**Activities**.
1. Reproduce the passage from the text on low-grade glioma treatment, starting with "The effect of" and going on through "low-grade glioma 8).".
2. In the text on low-grade glioma treatment, which two radiotherapy doses did the EORTC trial compare?

**Reading text**.
In patients with the tumor radically resected, early RT did not prolong PFS and is recommended to be deferred until progression. Following incomplete resection, early RT significantly prolongs PFS and disease specific survival 3).
Two prospective trials found no difference in OS or PFS between different XRT doses (EORTC trial 4): 45 Gy in 5 weeks vs. 59.4 Gy in 6.6 weeks; Intergroup study 5) 50.4 vs. 64.8 Gy).
In a cohort of patients with low grade glioma who were younger than 40 years of age and had undergone subtotal resection or who were 40 years of age or older, progression free survival and overall survival were longer among those who received combination chemotherapy in addition to radiation therapy than among those who received radiation therapy alone. (Funded by the National Cancer Institute and others; ClinicalTrials.gov number, NCT00003375.) 6).
There was no significant difference in progression free survival in patients with low grade glioma when treated with either radiotherapy alone or temozolomide chemotherapy alone. Further data maturation is needed for overall survival analyses and evaluation of the full predictive effects of different molecular subtypes for future individualised treatment choices 7).
The effect of temozolomide chemotherapy or radiotherapy on HRQOL or global cognitive functioning did not differ in patients with low-grade glioma. These results do not support the choice of temozolomide alone over radiotherapy alone in patients with high-risk low-grade glioma 8).
Early radiation therapy was associated with the following adverse effects: skin reactions, otitis media, mild headache, nausea, and vomiting. People with LGG who undergo early radiotherapy showed an increase in time to progression compared with people who were observed and had radiotherapy at the time of progression. There was no significant difference in overall survival between people who had early versus delayed radiotherapy; however, this finding may be due to the effectiveness of rescue therapy with radiation in the control arm. People who underwent early radiation had better seizure control at one year than people who underwent delayed radiation. There were no cases of radiation-induced malignant transformation of LGG. However, it remains unclear whether there are differences in memory, executive function, cognitive function, or quality of life between the two groups since these measures were not evaluated 9).
Twenty adult patients with supratentorial low-grade glioma were treated with 50.4 Gy (10 patients) or 64.8 Gy (10 patients) localized RT. The patients then were evaluated with an extensive battery of psychometric tests at baseline (before RT) and at approximately 18-month intervals for as long as 5 years after completing RT. To allow patients to serve as their own controls, cognitive performance was evaluated as change in scores over time. All patients underwent at least two evaluations.

**Extracted material**.
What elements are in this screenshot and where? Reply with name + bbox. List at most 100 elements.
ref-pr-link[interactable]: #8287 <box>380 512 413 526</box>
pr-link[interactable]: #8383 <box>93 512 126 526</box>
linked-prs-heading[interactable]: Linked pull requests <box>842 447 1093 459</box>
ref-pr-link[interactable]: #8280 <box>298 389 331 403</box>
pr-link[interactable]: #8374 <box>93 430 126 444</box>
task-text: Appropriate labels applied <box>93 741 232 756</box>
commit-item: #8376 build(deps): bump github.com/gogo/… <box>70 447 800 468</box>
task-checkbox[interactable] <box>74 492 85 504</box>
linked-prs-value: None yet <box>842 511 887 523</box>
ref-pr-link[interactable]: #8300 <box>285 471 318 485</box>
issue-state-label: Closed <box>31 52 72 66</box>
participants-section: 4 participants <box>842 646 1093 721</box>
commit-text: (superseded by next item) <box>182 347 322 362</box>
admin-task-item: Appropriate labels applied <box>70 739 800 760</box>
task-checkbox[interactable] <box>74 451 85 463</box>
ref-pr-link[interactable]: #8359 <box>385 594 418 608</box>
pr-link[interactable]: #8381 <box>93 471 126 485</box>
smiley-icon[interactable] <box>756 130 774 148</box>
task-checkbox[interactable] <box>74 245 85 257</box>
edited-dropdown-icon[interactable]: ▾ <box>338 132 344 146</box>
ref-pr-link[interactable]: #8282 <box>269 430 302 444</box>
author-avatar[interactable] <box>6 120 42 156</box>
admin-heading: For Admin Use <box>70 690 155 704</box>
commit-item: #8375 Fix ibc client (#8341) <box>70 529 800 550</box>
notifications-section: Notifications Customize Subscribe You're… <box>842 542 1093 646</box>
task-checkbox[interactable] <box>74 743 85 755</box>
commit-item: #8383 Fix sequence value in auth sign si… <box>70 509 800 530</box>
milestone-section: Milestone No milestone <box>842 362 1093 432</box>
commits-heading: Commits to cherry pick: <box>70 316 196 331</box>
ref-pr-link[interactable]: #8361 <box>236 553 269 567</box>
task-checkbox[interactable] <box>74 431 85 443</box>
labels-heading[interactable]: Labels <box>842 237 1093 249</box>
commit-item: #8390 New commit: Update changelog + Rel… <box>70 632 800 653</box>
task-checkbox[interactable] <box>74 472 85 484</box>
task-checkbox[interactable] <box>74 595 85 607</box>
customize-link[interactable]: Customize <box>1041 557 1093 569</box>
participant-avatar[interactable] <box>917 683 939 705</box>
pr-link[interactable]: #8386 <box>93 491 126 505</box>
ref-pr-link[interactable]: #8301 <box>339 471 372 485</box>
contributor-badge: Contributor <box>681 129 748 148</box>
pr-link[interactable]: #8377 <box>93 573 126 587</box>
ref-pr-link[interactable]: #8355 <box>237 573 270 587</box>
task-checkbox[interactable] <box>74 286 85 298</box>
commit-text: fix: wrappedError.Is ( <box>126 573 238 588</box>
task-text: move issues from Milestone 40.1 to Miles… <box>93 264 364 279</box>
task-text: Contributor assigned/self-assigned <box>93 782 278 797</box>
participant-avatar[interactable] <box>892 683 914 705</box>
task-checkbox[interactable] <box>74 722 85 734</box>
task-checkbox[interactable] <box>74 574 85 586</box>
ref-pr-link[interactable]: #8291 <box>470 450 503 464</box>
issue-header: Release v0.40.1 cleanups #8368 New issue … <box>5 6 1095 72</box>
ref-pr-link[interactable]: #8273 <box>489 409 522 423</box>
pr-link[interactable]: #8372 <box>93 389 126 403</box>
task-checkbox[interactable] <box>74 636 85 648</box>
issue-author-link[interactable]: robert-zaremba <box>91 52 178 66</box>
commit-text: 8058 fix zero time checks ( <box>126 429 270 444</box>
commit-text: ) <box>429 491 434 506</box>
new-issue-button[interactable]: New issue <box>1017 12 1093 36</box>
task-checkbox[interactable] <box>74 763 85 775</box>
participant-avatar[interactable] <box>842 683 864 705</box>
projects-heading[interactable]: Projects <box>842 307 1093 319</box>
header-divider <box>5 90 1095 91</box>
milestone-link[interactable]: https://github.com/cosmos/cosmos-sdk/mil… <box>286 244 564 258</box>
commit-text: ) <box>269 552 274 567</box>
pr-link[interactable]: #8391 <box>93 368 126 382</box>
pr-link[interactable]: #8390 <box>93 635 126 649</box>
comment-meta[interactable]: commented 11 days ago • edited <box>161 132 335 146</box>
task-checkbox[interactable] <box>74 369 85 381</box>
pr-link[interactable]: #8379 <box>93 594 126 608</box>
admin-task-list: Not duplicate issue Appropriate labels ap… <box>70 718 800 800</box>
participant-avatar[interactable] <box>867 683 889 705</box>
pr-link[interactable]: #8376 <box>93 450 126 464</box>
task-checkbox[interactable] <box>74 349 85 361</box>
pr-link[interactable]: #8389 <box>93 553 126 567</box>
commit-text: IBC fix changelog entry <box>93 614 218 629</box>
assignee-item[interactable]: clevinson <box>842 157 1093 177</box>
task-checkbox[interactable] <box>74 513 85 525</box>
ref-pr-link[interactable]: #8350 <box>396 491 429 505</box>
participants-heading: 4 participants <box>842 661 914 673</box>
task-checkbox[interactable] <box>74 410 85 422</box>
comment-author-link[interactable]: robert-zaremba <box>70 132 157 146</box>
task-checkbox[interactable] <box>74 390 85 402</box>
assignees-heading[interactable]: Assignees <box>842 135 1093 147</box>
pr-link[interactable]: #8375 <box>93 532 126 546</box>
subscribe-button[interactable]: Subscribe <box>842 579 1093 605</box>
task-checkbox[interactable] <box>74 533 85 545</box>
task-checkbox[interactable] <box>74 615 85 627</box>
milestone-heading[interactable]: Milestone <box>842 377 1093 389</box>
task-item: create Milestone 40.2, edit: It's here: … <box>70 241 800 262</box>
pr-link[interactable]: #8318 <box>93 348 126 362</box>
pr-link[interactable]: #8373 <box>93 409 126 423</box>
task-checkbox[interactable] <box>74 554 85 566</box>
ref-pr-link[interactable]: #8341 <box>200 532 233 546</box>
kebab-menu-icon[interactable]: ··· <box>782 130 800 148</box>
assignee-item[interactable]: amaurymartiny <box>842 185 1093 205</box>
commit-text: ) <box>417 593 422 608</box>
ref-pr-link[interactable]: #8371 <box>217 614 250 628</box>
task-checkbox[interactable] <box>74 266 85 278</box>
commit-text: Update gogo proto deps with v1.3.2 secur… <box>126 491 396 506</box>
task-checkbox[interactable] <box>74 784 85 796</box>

**Written responses**.
1.
The effect of temozolomide chemotherapy or radiotherapy on HRQOL or global cognitive functioning did not differ in patients with low-grade glioma. These results do not support the choice of temozolomide alone over radiotherapy alone in patients with high-risk low-grade glioma 8).

2. 45 Gy in 5 weeks versus 59.4 Gy in 6.6 weeks.